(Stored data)
— BEGIN —

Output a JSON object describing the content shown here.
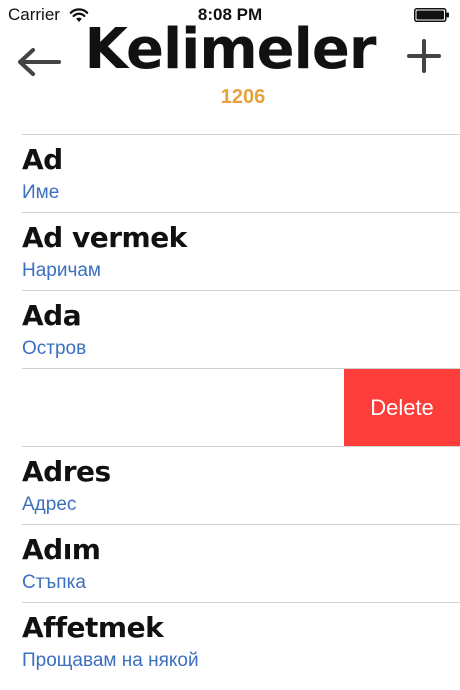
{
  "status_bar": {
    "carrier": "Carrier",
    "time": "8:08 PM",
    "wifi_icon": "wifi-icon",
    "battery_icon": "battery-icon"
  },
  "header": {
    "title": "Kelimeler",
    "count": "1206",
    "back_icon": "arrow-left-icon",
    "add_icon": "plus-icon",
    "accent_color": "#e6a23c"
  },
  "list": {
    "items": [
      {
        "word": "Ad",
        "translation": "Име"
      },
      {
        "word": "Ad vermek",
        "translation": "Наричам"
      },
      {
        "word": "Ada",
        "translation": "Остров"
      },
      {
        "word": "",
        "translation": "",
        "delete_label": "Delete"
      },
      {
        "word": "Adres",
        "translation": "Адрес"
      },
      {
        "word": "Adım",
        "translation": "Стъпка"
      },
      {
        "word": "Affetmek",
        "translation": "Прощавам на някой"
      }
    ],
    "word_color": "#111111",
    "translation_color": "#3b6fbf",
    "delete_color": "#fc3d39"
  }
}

— END —
— BEGIN —

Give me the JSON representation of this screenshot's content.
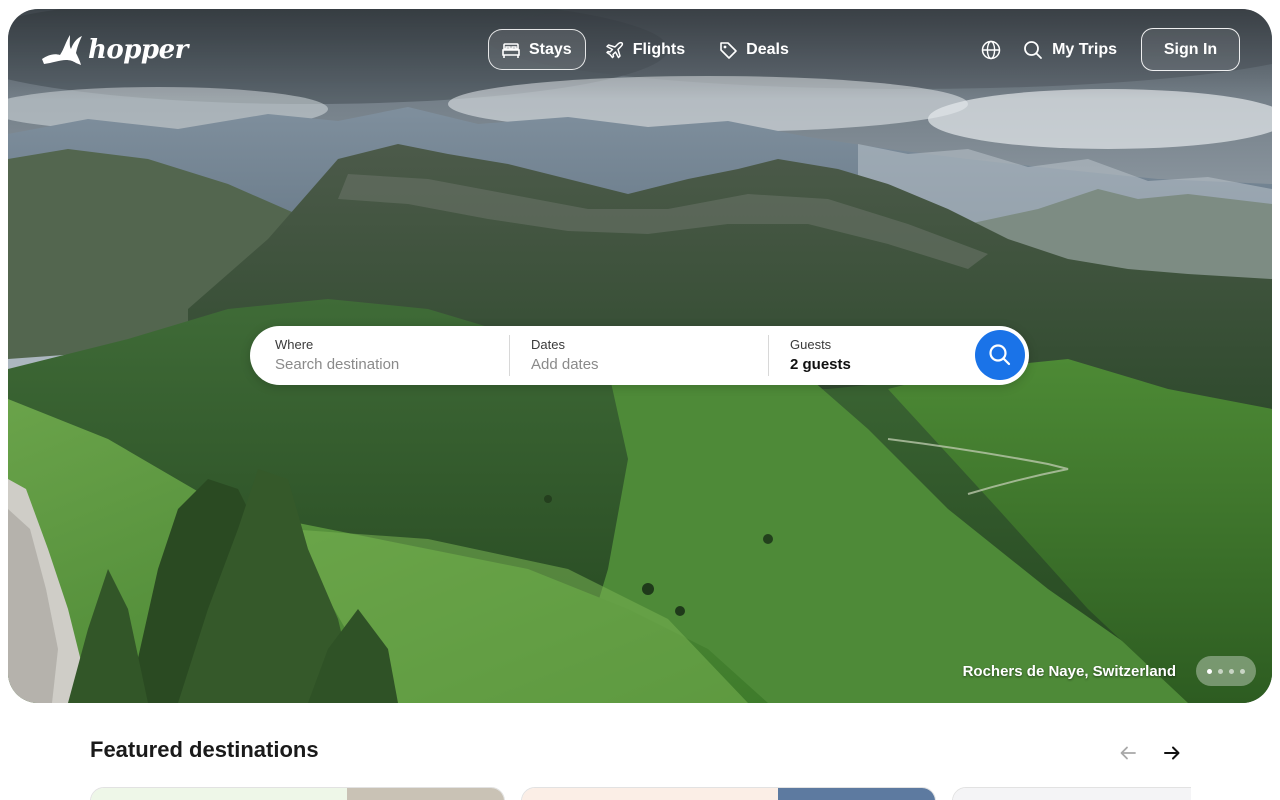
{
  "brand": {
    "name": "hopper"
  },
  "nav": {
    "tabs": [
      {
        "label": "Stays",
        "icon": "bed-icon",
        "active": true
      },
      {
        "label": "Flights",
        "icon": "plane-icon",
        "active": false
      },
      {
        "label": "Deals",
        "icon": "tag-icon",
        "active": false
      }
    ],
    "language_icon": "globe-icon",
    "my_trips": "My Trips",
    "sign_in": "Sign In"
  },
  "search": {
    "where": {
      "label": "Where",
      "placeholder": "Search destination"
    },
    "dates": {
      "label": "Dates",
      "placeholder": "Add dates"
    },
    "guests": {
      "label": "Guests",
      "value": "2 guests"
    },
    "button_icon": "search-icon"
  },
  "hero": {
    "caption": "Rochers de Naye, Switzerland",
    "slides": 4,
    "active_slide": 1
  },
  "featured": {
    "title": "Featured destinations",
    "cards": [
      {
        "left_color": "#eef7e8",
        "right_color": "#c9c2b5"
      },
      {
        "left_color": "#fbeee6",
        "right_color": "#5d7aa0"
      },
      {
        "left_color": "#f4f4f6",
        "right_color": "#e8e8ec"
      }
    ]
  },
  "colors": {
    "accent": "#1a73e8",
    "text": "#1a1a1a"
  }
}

— END —

__Work required__: Report the number of lines in the entries above that include the word "placeholder" and add nothing to it.

__Problem solution__: 2